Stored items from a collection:
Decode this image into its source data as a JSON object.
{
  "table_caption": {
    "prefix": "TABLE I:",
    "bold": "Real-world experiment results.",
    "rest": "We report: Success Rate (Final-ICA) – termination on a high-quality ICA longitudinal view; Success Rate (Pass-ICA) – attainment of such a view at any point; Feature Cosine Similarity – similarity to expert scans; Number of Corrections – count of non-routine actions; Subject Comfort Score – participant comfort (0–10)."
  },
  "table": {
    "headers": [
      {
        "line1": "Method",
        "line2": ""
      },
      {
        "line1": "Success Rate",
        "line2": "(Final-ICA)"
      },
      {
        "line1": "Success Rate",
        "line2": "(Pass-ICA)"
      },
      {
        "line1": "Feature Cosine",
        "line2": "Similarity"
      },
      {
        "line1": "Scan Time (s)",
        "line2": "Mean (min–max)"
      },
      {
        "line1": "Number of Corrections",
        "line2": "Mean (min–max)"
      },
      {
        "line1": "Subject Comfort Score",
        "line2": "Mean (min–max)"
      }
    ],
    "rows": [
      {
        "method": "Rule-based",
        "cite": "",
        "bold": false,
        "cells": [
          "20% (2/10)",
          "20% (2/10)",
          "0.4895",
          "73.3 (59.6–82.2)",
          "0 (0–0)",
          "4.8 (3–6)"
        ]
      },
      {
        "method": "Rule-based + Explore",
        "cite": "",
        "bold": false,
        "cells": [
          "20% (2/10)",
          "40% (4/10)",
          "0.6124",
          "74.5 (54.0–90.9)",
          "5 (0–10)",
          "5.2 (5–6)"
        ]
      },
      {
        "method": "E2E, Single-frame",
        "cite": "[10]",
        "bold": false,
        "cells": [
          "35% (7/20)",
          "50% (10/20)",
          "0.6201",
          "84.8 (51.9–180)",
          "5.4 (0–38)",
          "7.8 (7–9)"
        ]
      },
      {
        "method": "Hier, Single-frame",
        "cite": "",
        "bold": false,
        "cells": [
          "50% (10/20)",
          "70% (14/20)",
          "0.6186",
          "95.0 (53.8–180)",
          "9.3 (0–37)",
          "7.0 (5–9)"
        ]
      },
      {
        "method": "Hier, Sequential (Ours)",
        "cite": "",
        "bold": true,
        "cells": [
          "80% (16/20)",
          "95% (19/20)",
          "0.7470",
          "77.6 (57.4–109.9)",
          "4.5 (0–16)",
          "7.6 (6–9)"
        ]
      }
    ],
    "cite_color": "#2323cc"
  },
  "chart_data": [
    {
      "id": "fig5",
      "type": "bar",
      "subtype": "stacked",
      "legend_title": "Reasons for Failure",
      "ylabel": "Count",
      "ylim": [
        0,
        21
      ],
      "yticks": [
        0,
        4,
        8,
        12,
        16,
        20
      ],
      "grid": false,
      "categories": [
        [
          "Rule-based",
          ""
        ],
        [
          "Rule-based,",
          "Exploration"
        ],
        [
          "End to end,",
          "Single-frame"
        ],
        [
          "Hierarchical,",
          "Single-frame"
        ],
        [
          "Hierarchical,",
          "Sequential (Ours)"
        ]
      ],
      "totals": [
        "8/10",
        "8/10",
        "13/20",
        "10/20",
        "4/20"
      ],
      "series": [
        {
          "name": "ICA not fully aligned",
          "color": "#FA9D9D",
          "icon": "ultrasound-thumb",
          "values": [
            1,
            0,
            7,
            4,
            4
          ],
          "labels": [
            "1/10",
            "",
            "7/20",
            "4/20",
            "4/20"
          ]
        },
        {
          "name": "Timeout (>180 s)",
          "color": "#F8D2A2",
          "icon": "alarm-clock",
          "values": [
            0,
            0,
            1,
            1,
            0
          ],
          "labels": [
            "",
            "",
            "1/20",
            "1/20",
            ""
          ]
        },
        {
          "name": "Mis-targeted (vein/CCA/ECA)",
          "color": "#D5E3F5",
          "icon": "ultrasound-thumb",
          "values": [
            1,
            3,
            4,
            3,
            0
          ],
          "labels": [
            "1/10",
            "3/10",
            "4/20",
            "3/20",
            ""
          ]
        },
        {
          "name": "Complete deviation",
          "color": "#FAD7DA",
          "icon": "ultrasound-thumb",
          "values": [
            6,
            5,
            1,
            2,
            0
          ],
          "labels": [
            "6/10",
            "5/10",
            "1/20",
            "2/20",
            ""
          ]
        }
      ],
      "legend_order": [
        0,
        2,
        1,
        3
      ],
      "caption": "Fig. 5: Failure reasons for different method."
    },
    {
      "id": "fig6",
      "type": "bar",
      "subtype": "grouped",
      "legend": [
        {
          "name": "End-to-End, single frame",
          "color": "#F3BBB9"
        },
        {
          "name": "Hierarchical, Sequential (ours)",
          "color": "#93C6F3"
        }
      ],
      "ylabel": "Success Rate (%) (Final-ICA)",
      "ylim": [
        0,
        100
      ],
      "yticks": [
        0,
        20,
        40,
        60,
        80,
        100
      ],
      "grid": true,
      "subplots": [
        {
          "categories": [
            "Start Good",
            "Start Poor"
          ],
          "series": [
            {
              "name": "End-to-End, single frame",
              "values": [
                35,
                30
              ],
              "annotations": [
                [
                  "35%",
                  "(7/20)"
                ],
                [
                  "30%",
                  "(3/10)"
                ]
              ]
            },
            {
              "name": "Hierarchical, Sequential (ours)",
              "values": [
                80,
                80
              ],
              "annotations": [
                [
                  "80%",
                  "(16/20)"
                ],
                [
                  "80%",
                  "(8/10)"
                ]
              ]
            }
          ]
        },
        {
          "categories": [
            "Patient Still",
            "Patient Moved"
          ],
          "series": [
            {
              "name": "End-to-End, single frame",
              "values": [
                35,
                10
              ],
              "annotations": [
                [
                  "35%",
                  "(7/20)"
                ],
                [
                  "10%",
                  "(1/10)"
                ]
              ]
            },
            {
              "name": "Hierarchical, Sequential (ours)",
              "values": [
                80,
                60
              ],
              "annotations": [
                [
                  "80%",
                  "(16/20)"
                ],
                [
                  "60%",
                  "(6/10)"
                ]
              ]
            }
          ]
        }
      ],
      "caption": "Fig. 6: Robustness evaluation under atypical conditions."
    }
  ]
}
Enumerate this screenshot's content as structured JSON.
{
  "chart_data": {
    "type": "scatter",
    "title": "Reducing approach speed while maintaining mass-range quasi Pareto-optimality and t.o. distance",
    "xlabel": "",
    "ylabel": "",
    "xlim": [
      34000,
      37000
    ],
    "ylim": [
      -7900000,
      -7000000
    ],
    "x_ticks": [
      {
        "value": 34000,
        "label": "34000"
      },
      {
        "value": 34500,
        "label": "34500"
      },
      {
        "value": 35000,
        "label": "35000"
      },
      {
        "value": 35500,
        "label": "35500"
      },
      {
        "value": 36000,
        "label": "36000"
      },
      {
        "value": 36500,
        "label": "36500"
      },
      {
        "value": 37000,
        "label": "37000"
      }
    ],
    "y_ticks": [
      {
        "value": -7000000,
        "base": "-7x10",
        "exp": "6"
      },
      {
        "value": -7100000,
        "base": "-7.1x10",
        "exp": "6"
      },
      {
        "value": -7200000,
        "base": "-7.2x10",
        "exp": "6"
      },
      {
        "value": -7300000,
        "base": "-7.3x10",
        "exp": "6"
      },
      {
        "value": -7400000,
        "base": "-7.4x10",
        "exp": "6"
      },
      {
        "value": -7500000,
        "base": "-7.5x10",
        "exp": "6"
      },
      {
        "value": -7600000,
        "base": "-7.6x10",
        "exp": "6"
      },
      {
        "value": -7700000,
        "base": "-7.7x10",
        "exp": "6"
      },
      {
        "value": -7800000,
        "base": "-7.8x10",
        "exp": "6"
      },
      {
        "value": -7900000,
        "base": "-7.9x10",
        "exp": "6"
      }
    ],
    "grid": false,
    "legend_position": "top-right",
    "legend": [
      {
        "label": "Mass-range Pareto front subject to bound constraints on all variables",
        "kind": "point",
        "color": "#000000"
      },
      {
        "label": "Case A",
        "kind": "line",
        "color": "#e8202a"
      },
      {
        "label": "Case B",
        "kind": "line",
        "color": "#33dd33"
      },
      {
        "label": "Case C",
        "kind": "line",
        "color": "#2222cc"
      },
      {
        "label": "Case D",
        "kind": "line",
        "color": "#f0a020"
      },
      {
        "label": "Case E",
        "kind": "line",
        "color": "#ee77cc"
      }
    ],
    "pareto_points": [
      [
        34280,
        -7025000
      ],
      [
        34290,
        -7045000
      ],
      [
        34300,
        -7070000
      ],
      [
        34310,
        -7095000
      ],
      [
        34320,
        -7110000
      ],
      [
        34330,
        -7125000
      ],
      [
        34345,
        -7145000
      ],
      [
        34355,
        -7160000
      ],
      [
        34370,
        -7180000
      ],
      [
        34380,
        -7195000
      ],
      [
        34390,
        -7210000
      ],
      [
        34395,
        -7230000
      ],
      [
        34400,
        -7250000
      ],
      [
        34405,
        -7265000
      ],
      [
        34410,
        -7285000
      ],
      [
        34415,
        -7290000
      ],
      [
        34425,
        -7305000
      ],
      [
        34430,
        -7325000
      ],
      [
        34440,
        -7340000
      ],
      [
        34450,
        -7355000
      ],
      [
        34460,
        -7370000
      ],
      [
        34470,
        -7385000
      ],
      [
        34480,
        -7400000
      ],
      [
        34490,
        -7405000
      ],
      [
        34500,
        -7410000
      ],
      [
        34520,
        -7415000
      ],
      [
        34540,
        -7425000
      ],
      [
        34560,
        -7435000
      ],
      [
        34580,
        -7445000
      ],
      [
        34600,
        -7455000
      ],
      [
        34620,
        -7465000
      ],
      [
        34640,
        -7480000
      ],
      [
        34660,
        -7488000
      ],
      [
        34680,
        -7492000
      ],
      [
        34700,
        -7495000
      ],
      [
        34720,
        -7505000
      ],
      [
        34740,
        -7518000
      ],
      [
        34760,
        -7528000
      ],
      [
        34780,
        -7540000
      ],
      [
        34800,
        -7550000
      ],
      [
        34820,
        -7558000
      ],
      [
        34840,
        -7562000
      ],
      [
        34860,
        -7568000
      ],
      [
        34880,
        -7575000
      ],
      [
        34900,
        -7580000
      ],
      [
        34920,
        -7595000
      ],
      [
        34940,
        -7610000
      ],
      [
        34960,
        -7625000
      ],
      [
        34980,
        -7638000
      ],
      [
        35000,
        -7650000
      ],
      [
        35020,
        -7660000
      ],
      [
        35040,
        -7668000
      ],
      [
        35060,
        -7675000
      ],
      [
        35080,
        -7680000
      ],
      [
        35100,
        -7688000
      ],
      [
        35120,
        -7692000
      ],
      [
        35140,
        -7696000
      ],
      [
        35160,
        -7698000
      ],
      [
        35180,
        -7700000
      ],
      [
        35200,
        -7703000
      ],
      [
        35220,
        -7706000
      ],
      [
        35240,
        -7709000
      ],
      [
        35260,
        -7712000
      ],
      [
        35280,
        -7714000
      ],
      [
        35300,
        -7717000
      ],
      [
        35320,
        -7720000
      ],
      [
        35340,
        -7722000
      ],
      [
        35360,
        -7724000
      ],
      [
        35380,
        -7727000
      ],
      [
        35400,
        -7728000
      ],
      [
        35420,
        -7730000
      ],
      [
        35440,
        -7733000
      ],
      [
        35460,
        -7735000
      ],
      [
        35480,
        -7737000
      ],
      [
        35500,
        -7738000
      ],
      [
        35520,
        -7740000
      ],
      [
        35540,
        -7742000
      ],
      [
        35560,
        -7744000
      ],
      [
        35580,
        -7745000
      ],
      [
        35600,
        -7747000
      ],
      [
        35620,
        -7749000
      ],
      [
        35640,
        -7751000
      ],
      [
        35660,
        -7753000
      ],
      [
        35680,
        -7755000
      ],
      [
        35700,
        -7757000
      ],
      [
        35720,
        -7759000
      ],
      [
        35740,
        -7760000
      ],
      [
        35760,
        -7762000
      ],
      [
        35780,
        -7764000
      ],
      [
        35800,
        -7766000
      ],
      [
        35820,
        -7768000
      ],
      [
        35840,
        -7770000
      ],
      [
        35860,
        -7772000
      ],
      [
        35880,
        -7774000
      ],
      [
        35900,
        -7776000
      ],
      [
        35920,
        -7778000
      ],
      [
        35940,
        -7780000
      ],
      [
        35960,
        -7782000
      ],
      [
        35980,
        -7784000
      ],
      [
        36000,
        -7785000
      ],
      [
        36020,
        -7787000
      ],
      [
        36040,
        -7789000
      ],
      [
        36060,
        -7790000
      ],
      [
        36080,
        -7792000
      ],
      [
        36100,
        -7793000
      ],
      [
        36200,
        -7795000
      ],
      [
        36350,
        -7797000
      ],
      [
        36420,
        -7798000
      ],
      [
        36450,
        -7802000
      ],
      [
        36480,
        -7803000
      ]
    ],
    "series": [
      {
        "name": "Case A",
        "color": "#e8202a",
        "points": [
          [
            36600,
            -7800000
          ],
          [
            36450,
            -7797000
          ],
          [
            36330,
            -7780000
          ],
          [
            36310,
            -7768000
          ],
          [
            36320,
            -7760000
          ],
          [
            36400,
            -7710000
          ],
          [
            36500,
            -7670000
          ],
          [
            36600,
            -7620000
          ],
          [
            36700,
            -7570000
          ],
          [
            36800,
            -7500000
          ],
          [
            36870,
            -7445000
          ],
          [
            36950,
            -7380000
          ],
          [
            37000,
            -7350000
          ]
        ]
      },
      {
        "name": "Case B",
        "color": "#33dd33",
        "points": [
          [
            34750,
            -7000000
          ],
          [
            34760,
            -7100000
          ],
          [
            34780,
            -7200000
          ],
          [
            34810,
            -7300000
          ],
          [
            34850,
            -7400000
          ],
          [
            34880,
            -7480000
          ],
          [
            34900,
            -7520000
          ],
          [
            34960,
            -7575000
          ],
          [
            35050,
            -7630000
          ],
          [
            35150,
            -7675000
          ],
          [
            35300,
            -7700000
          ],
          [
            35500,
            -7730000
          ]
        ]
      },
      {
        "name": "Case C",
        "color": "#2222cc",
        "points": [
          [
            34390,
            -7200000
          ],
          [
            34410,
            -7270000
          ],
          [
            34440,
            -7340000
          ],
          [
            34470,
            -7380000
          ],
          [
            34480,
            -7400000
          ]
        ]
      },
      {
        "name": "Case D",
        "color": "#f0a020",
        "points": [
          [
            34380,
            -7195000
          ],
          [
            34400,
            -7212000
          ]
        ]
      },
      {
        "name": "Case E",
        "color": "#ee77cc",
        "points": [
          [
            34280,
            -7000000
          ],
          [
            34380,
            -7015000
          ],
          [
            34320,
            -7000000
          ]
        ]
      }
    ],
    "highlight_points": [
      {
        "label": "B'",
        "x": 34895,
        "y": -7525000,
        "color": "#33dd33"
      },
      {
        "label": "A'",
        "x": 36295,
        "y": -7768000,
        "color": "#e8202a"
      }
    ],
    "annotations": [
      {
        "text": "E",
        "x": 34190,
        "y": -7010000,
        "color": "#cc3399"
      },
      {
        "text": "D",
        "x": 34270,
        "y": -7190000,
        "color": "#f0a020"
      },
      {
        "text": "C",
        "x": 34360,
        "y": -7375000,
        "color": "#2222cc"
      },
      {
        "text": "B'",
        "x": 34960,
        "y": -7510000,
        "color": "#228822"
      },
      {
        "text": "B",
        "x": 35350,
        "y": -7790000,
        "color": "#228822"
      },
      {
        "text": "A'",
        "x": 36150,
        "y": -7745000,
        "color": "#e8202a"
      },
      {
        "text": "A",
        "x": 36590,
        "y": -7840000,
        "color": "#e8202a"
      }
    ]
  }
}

Problem to solve: Find how many of the lines above have the word "Score" in them. State only that number.

Finished answer: 2